(QUOTED PASSAGE):
==============================

If you're using a different naming schema per snapshot task? You should be fine. (e.g, auto-recent-, auto-hourly-, auto-daily-, auto-weekly-)

If you're using the same naming schema (auto-) for all snapshot tasks? Zettarepl "tries" to be smart, and should properly destroy/skip the correct snapshots based on expiration dates + which timing-interval pattern they belong + what other tasks they belong to.

I'm very wary of this second method, as explained in a previous thread, and I have 100% confirmed the destruction of longterm snapshots that shared the same name as another task simply by temporarily "pausing" one of the tasks. Yikes! :eek: Because zettarepl is based on parsing names, you might as well play it safer and use unique (and identifiable) names per task.

Not only is it safer, and not only does it not consume extra space, but it makes management much easier.

==============================

(EXTRACTED ENTRIES):
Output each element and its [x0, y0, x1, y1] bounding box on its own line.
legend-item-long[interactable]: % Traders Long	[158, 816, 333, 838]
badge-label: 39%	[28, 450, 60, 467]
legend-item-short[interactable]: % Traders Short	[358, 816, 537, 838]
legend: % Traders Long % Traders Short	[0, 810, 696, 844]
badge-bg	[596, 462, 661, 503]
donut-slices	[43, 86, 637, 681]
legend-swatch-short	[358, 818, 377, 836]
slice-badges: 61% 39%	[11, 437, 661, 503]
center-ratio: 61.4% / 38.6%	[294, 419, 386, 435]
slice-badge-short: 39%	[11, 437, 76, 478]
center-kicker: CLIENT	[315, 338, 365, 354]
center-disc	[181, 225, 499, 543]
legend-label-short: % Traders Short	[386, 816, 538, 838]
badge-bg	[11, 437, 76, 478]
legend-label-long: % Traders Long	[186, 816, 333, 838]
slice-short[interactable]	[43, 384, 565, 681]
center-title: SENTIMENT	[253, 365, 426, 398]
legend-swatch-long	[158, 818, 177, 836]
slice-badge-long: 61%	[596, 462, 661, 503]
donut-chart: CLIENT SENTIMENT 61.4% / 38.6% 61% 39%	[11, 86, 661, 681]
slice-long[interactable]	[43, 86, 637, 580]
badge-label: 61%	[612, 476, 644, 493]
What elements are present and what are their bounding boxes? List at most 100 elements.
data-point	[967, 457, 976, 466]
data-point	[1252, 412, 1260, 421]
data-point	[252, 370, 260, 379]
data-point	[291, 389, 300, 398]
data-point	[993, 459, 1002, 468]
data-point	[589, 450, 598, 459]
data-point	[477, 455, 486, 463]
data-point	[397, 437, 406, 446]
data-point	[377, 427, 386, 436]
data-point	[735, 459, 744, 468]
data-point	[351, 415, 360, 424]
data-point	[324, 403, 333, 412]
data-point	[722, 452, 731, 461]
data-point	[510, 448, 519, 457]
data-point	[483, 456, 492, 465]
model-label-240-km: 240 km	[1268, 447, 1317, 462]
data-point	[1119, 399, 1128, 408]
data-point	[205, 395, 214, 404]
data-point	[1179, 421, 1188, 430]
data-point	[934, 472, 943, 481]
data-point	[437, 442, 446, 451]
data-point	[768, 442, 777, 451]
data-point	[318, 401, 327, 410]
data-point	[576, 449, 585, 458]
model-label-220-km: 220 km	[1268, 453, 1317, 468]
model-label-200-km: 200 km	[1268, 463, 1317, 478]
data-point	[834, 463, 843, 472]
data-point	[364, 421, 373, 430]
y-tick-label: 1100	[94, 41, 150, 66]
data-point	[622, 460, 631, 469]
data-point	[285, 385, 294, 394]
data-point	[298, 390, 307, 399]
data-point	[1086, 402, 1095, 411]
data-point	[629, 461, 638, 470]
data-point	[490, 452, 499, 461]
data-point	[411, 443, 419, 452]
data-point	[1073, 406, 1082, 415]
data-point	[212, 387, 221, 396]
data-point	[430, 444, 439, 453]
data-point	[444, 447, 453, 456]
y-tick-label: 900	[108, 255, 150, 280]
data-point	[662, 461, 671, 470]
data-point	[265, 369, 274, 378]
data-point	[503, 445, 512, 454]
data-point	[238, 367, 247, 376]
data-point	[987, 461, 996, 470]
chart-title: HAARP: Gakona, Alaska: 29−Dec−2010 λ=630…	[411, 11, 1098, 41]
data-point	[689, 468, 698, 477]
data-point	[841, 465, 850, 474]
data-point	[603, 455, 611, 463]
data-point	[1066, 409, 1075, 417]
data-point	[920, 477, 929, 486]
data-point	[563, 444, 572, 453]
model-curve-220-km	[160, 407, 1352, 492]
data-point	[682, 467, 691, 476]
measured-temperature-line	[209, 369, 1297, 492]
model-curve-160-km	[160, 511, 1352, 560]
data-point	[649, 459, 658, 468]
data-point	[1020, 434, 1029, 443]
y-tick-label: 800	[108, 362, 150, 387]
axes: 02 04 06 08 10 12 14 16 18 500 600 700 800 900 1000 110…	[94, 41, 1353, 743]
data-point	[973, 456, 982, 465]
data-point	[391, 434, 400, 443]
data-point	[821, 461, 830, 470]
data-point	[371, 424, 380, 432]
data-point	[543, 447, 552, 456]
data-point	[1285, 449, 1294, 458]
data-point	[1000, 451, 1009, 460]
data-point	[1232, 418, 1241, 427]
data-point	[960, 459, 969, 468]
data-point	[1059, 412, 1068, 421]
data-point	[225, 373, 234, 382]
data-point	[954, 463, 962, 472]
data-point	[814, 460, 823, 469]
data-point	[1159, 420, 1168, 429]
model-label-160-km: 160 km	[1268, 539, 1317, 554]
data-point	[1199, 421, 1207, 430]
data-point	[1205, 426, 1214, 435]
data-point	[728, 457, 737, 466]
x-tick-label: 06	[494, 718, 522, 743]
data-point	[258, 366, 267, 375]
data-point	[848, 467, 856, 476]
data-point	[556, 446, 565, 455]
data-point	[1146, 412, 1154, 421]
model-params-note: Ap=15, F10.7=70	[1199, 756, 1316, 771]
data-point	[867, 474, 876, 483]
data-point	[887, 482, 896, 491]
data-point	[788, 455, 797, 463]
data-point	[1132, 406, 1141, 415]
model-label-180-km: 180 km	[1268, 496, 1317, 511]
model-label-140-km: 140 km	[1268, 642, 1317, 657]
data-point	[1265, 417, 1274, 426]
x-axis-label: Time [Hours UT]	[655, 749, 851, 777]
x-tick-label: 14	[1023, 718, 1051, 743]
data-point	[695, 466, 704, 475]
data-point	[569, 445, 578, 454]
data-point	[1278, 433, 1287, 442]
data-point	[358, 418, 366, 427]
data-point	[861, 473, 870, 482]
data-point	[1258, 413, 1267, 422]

==============================

(PROBLEMS AND TASKS):
1. In the snapshot-naming post, take everything from "If you're using the" down to "names per task." and write it out again, substituting "naming scheme" for "naming schema".
2. List every line of the records that contains the string "tick", copied in full.

(RESPONSES FOR EACH TASK):
1.
If you're using the same naming scheme (auto-) for all snapshot tasks? Zettarepl "tries" to be smart, and should properly destroy/skip the correct snapshots based on expiration dates + which timing-interval pattern they belong + what other tasks they belong to.

I'm very wary of this second method, as explained in a previous thread, and I have 100% confirmed the destruction of longterm snapshots that shared the same name as another task simply by temporarily "pausing" one of the tasks. Yikes! :eek: Because zettarepl is based on parsing names, you might as well play it safer and use unique (and identifiable) names per task.

2.
y-tick-label: 1100	[94, 41, 150, 66]
y-tick-label: 900	[108, 255, 150, 280]
y-tick-label: 800	[108, 362, 150, 387]
x-tick-label: 06	[494, 718, 522, 743]
x-tick-label: 14	[1023, 718, 1051, 743]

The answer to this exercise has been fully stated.